→ **Exercise directions**: Take each line containing the word "Trình" and copy it.

→ **Listing**:
###

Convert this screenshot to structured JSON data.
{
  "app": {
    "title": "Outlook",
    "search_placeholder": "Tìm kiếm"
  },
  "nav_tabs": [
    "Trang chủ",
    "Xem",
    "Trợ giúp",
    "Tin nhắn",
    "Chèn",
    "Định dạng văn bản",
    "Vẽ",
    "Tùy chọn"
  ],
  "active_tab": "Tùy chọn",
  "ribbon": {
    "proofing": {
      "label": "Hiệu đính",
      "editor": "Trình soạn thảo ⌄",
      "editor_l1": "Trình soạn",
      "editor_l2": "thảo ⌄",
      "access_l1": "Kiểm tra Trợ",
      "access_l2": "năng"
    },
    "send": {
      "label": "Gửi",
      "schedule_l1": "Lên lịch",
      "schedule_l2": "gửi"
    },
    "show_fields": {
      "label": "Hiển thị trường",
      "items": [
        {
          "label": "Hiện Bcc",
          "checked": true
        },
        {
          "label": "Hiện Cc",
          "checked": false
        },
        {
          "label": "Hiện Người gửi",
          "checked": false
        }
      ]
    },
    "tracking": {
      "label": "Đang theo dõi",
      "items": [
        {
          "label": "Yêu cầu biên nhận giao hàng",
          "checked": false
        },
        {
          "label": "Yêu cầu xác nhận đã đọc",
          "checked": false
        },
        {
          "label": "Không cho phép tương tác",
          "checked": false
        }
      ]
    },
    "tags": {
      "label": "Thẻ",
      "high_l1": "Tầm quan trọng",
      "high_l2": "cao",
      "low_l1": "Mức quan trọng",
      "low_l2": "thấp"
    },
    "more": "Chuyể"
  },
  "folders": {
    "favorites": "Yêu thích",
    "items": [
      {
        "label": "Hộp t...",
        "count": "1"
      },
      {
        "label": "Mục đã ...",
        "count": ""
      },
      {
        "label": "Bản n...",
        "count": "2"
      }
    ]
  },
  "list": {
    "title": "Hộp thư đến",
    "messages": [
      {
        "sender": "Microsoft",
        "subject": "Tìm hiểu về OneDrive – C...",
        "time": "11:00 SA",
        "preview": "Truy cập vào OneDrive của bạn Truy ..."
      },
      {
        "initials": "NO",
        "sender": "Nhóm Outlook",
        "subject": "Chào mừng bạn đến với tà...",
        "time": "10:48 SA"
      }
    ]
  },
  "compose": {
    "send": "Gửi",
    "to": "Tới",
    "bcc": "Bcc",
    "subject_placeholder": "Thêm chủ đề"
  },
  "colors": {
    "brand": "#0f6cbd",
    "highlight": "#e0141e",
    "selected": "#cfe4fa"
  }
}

###

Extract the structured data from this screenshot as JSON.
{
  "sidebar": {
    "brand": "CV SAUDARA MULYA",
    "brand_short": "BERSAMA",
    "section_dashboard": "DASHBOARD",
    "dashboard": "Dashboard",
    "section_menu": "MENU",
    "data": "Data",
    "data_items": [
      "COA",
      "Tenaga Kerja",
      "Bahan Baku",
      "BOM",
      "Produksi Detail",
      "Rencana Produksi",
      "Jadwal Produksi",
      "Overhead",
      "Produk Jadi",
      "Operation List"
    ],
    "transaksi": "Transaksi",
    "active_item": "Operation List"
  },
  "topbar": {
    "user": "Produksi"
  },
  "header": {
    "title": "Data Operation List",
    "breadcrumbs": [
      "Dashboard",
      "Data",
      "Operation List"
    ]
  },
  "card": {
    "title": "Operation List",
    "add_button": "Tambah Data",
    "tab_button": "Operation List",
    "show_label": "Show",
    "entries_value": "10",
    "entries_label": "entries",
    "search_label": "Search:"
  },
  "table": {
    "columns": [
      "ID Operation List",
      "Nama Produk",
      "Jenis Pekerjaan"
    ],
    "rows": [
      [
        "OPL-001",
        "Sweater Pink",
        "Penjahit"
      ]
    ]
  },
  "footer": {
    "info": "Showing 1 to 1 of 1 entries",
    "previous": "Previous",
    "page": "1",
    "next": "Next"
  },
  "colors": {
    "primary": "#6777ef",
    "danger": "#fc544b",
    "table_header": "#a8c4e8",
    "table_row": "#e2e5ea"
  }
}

###

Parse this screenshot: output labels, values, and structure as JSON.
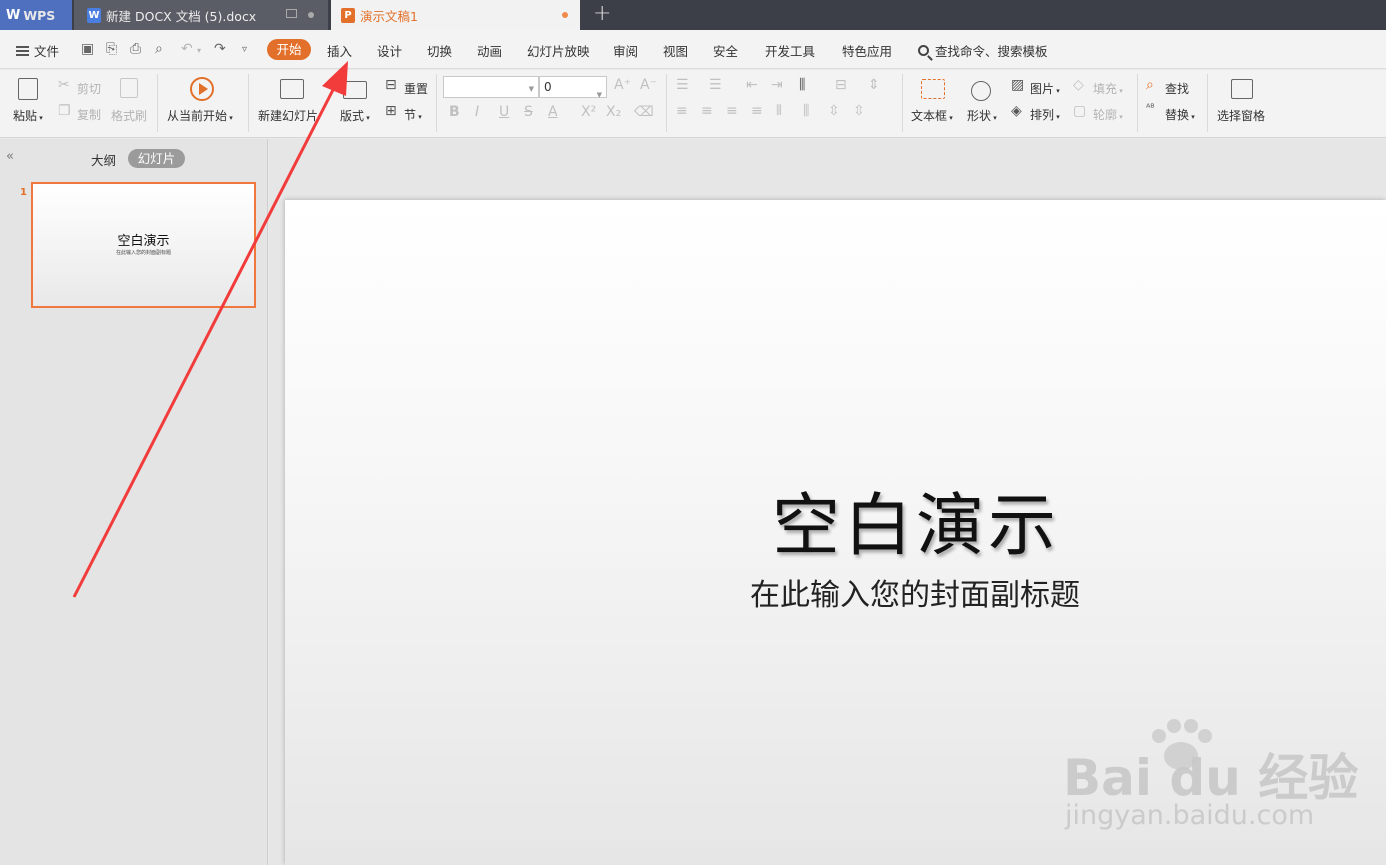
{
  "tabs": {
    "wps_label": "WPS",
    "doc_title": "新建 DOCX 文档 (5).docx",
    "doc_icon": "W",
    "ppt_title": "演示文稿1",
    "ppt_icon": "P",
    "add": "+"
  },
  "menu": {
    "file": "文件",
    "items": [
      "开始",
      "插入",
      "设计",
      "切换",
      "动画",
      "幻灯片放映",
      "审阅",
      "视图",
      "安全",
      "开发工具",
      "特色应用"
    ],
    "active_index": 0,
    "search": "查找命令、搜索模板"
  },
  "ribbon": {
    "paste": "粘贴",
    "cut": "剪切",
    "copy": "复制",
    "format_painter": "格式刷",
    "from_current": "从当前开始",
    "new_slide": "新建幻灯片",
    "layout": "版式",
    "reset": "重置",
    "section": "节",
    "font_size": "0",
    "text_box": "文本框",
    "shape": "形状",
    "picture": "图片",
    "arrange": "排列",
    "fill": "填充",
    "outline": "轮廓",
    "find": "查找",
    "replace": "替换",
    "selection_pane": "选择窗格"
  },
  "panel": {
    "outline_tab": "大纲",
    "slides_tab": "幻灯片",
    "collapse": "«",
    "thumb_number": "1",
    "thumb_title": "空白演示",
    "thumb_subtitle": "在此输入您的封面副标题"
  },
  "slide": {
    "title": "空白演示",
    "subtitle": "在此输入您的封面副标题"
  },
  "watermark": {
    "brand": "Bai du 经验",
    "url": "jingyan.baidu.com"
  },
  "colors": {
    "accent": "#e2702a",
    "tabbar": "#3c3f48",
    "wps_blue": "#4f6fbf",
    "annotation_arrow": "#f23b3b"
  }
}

###

→ **Response to the exercise**:
      "editor": "Trình soạn thảo ⌄",
      "editor_l1": "Trình soạn",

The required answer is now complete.